Passage:
++++

The first variant of eGearDrive, the 31-01, was launched into limited production on the all-electric Tesla Roadster in 2008. In the CODA application, the new 31-03 single-speed transmission is paired with a UQM Technologies’ PowerPhase electric propulsion system. Power for that application will come from CODA Automotive’s transportation-battery joint venture with Lishen Power Battery, China's main state-owned battery manufacturer.

Targeted at urban delivery fleets, the all-electric Transit Connect will use the 31-03 single-speed transmission to reach a top speed of 75 mph (120 km/h) and offers a range of up to 80 mi (129 km) on a full charge. The conventional Transit will be upfitted to all-electric propulsion by Azure Dynamics, which will install its electric propulsion system driving the front wheels through the eGearDrive.

The eGearDrive transmission incorporates patented and proprietary technology, including a high-efficiency geartrain and compact low-weight design, that contributes to extended battery-powered driving range, which in turn reduces the required amount of battery capacity needed. The transmission achieves high torque capacity with 98% efficiency, says the company. Nearly all of the materials used in the transmission are recyclable.

++++

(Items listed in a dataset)
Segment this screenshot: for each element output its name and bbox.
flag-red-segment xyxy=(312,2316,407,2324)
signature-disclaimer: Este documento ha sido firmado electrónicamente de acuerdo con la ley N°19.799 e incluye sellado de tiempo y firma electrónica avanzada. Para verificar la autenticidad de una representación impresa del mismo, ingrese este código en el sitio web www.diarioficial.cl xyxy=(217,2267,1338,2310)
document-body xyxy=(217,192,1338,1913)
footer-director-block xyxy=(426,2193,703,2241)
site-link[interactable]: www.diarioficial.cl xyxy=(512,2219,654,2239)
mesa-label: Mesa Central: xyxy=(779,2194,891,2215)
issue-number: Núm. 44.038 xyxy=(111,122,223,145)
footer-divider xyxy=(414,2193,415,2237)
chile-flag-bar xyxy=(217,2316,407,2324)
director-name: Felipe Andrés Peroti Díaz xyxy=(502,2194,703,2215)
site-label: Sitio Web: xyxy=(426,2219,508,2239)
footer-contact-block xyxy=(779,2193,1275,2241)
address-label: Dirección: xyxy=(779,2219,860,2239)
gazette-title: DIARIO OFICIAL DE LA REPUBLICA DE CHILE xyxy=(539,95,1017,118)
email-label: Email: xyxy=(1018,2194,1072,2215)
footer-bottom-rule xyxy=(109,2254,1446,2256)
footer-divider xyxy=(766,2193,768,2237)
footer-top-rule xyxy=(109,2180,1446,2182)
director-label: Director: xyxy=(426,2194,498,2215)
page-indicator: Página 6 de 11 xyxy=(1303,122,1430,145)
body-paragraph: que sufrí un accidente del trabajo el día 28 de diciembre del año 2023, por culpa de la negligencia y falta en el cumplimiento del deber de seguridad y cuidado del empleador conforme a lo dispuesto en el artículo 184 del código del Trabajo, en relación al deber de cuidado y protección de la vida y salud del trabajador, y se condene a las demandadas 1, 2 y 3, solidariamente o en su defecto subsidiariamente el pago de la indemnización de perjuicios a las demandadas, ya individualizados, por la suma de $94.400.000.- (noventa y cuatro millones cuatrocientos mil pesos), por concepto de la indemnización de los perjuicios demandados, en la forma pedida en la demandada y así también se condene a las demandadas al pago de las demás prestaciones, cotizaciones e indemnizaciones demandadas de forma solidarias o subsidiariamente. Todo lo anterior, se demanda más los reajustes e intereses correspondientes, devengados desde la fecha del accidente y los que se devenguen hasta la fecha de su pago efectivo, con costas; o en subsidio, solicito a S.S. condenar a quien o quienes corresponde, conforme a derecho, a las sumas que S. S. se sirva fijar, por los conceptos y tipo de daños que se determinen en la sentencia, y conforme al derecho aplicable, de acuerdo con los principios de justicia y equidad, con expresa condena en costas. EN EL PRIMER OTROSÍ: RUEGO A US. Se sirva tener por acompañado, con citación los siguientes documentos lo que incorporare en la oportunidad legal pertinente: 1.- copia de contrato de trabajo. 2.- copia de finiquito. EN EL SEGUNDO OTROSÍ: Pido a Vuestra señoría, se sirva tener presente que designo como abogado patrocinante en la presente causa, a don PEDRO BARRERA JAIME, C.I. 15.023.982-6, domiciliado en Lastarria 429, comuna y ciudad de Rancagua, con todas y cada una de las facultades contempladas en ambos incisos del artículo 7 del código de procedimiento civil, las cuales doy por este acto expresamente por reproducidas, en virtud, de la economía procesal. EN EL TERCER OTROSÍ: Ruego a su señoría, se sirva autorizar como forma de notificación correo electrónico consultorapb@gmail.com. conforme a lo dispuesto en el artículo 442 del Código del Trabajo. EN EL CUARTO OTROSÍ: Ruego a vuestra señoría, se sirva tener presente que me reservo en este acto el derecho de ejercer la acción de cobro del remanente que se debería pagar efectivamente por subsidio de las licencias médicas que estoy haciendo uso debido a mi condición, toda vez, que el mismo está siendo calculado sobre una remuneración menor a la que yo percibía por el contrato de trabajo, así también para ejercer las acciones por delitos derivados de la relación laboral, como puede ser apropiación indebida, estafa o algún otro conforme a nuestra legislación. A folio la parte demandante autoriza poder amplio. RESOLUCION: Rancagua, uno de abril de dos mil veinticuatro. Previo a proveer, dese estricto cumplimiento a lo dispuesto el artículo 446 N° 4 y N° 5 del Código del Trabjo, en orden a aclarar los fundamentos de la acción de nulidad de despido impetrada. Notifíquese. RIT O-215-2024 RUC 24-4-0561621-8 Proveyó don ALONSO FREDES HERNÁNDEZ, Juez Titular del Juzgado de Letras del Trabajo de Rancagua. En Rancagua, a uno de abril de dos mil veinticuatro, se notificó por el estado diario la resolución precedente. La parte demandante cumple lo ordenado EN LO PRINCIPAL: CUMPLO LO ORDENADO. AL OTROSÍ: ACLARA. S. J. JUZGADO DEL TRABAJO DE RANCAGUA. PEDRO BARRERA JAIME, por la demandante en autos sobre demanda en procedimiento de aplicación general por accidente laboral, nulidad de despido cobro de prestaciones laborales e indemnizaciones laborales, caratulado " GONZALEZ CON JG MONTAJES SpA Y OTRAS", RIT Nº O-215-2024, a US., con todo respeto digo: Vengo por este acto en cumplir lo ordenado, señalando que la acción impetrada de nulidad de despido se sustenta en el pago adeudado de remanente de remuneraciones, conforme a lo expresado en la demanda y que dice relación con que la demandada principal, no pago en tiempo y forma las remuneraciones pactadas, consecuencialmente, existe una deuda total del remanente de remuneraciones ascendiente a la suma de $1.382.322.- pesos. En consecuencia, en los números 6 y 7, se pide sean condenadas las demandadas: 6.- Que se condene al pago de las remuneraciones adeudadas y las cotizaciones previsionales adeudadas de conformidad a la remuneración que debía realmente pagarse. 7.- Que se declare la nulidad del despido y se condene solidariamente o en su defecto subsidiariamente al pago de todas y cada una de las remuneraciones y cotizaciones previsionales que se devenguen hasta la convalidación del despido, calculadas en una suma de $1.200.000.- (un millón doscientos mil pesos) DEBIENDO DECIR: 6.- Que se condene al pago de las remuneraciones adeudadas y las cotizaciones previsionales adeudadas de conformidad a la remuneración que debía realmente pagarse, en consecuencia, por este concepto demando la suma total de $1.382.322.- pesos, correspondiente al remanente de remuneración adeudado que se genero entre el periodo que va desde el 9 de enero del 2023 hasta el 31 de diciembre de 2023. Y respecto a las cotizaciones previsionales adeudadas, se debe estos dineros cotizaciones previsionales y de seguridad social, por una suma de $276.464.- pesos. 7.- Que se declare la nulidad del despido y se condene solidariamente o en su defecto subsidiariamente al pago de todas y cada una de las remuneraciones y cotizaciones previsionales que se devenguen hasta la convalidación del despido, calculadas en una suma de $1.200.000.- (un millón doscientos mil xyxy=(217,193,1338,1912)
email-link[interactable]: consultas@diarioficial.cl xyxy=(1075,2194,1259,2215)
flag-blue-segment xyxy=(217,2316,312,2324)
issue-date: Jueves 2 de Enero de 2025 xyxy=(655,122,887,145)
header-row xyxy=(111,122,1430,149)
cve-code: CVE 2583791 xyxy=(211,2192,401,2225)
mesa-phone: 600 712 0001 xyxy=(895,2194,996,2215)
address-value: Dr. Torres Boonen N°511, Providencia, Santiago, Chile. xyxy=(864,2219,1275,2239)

++++

About this task: Output, word for word, the stretch of the eGearDrive passage that opens with the words "Targeted at urban" and closes with "transmission are recyclable.".

Output for this task:
Targeted at urban delivery fleets, the all-electric Transit Connect will use the 31-03 single-speed transmission to reach a top speed of 75 mph (120 km/h) and offers a range of up to 80 mi (129 km) on a full charge. The conventional Transit will be upfitted to all-electric propulsion by Azure Dynamics, which will install its electric propulsion system driving the front wheels through the eGearDrive.

The eGearDrive transmission incorporates patented and proprietary technology, including a high-efficiency geartrain and compact low-weight design, that contributes to extended battery-powered driving range, which in turn reduces the required amount of battery capacity needed. The transmission achieves high torque capacity with 98% efficiency, says the company. Nearly all of the materials used in the transmission are recyclable.